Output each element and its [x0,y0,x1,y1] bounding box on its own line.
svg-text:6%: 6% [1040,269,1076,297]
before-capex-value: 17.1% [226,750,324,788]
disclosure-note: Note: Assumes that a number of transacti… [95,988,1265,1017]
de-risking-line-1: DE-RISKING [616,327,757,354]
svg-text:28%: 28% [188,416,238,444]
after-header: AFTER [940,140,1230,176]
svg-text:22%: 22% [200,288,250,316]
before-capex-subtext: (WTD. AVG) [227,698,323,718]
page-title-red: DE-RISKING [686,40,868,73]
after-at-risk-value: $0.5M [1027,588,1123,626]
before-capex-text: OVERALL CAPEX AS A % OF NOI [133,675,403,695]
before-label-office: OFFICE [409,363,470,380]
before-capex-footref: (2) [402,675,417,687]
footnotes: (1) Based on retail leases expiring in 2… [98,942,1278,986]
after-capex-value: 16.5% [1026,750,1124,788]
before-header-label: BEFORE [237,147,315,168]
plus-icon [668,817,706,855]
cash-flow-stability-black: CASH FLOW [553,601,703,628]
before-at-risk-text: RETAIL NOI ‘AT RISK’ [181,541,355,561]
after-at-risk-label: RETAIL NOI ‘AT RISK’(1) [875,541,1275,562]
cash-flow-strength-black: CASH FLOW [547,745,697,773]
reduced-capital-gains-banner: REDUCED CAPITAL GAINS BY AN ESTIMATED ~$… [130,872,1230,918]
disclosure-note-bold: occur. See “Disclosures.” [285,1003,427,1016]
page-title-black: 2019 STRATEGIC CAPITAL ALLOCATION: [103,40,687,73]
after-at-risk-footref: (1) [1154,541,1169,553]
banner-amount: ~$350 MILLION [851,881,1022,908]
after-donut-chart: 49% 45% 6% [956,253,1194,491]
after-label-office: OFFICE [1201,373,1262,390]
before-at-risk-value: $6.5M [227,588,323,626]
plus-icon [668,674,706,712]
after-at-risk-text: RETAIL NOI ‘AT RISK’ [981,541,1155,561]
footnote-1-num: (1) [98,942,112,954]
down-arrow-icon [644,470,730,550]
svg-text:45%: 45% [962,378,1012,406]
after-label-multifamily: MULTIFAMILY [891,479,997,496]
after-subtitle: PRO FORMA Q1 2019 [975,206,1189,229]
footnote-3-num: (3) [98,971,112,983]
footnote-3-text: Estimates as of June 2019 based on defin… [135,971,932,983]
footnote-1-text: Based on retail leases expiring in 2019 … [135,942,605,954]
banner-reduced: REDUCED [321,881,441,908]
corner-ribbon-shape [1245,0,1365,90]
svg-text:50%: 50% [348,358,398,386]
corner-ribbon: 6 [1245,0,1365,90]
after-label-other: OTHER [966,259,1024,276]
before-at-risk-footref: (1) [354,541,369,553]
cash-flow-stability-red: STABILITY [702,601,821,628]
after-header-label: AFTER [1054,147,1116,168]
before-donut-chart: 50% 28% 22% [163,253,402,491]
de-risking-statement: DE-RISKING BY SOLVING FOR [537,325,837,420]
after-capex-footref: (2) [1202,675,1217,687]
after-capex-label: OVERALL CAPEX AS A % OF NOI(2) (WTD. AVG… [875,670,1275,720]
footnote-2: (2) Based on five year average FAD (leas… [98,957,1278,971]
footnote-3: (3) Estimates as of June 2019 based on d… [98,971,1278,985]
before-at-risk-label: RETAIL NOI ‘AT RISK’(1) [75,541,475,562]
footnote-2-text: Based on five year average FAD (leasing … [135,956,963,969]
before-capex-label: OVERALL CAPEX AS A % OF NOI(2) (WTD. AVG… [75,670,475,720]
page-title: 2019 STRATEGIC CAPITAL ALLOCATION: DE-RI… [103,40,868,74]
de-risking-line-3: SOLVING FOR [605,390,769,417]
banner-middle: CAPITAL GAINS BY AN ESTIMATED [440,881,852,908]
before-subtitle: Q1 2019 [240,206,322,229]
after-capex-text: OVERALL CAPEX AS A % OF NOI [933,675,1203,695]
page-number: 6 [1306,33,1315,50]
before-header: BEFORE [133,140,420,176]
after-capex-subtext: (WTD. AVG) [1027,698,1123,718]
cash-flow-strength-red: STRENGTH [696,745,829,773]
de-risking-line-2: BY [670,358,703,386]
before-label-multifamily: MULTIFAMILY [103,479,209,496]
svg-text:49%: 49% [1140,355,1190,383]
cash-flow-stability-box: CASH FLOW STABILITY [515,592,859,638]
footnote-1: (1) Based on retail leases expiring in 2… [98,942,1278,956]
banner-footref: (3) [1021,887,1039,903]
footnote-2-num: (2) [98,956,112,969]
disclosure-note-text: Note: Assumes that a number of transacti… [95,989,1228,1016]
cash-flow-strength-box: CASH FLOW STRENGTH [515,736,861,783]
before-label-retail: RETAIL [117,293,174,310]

#####

GOAL - Reproduce every line of the material above word for word, keeping each line unchanged and in its original order.

EXERCISE OUTPUT -
Output each element and its [x0,y0,x1,y1] bounding box on its own line.
svg-text:6%: 6% [1040,269,1076,297]
before-capex-value: 17.1% [226,750,324,788]
disclosure-note: Note: Assumes that a number of transacti… [95,988,1265,1017]
de-risking-line-1: DE-RISKING [616,327,757,354]
svg-text:28%: 28% [188,416,238,444]
after-header: AFTER [940,140,1230,176]
svg-text:22%: 22% [200,288,250,316]
before-capex-subtext: (WTD. AVG) [227,698,323,718]
page-title-red: DE-RISKING [686,40,868,73]
after-at-risk-value: $0.5M [1027,588,1123,626]
before-capex-text: OVERALL CAPEX AS A % OF NOI [133,675,403,695]
before-label-office: OFFICE [409,363,470,380]
before-capex-footref: (2) [402,675,417,687]
footnotes: (1) Based on retail leases expiring in 2… [98,942,1278,986]
after-capex-value: 16.5% [1026,750,1124,788]
before-header-label: BEFORE [237,147,315,168]
plus-icon [668,817,706,855]
cash-flow-stability-black: CASH FLOW [553,601,703,628]
before-at-risk-text: RETAIL NOI ‘AT RISK’ [181,541,355,561]
after-at-risk-label: RETAIL NOI ‘AT RISK’(1) [875,541,1275,562]
cash-flow-strength-black: CASH FLOW [547,745,697,773]
reduced-capital-gains-banner: REDUCED CAPITAL GAINS BY AN ESTIMATED ~$… [130,872,1230,918]
disclosure-note-bold: occur. See “Disclosures.” [285,1003,427,1016]
page-title-black: 2019 STRATEGIC CAPITAL ALLOCATION: [103,40,687,73]
after-at-risk-footref: (1) [1154,541,1169,553]
banner-amount: ~$350 MILLION [851,881,1022,908]
after-donut-chart: 49% 45% 6% [956,253,1194,491]
after-label-office: OFFICE [1201,373,1262,390]
before-at-risk-value: $6.5M [227,588,323,626]
plus-icon [668,674,706,712]
after-at-risk-text: RETAIL NOI ‘AT RISK’ [981,541,1155,561]
footnote-1-num: (1) [98,942,112,954]
down-arrow-icon [644,470,730,550]
svg-text:45%: 45% [962,378,1012,406]
after-label-multifamily: MULTIFAMILY [891,479,997,496]
after-subtitle: PRO FORMA Q1 2019 [975,206,1189,229]
footnote-3-num: (3) [98,971,112,983]
footnote-3-text: Estimates as of June 2019 based on defin… [135,971,932,983]
footnote-1-text: Based on retail leases expiring in 2019 … [135,942,605,954]
banner-reduced: REDUCED [321,881,441,908]
corner-ribbon-shape [1245,0,1365,90]
svg-text:50%: 50% [348,358,398,386]
corner-ribbon: 6 [1245,0,1365,90]
after-label-other: OTHER [966,259,1024,276]
before-at-risk-footref: (1) [354,541,369,553]
cash-flow-stability-red: STABILITY [702,601,821,628]
after-header-label: AFTER [1054,147,1116,168]
before-donut-chart: 50% 28% 22% [163,253,402,491]
de-risking-statement: DE-RISKING BY SOLVING FOR [537,325,837,420]
after-capex-footref: (2) [1202,675,1217,687]
after-capex-label: OVERALL CAPEX AS A % OF NOI(2) (WTD. AVG… [875,670,1275,720]
footnote-2: (2) Based on five year average FAD (leas… [98,957,1278,971]
footnote-3: (3) Estimates as of June 2019 based on d… [98,971,1278,985]
before-at-risk-label: RETAIL NOI ‘AT RISK’(1) [75,541,475,562]
footnote-2-text: Based on five year average FAD (leasing … [135,956,963,969]
before-capex-label: OVERALL CAPEX AS A % OF NOI(2) (WTD. AVG… [75,670,475,720]
page-title: 2019 STRATEGIC CAPITAL ALLOCATION: DE-RI… [103,40,868,74]
de-risking-line-3: SOLVING FOR [605,390,769,417]
banner-middle: CAPITAL GAINS BY AN ESTIMATED [440,881,852,908]
before-subtitle: Q1 2019 [240,206,322,229]
after-capex-text: OVERALL CAPEX AS A % OF NOI [933,675,1203,695]
page-number: 6 [1306,33,1315,50]
before-header: BEFORE [133,140,420,176]
after-capex-subtext: (WTD. AVG) [1027,698,1123,718]
cash-flow-strength-red: STRENGTH [696,745,829,773]
de-risking-line-2: BY [670,358,703,386]
before-label-multifamily: MULTIFAMILY [103,479,209,496]
svg-text:49%: 49% [1140,355,1190,383]
cash-flow-stability-box: CASH FLOW STABILITY [515,592,859,638]
footnote-1: (1) Based on retail leases expiring in 2… [98,942,1278,956]
banner-footref: (3) [1021,887,1039,903]
footnote-2-num: (2) [98,956,112,969]
disclosure-note-text: Note: Assumes that a number of transacti… [95,989,1228,1016]
cash-flow-strength-box: CASH FLOW STRENGTH [515,736,861,783]
before-label-retail: RETAIL [117,293,174,310]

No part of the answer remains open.